- [Supplied material]
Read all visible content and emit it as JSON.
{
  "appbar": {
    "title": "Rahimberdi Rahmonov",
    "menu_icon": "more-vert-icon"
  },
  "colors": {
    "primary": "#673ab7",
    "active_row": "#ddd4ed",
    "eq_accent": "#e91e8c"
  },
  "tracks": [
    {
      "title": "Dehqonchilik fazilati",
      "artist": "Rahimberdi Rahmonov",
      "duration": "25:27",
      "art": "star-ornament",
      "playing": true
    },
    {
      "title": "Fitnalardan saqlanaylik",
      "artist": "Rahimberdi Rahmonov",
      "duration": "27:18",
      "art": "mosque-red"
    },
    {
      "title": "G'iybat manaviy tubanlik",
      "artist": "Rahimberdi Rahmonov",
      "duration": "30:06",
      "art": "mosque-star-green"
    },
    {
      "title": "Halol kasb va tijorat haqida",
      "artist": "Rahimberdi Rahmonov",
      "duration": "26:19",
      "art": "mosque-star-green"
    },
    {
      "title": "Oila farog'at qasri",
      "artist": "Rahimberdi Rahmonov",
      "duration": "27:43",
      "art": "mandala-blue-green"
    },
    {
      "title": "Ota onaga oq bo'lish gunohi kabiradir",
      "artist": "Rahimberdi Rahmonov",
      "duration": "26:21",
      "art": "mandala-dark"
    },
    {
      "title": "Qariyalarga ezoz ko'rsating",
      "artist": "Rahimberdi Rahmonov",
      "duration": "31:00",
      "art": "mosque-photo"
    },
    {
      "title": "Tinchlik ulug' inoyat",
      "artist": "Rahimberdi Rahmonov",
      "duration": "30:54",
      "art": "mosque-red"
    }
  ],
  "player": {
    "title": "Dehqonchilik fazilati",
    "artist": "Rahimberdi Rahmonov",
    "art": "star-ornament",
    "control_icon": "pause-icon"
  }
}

- [Instructions to follow] Every line above that contains the word "Dehqonchilik" should be reported.

- [Task result]
      "title": "Dehqonchilik fazilati",
    "title": "Dehqonchilik fazilati",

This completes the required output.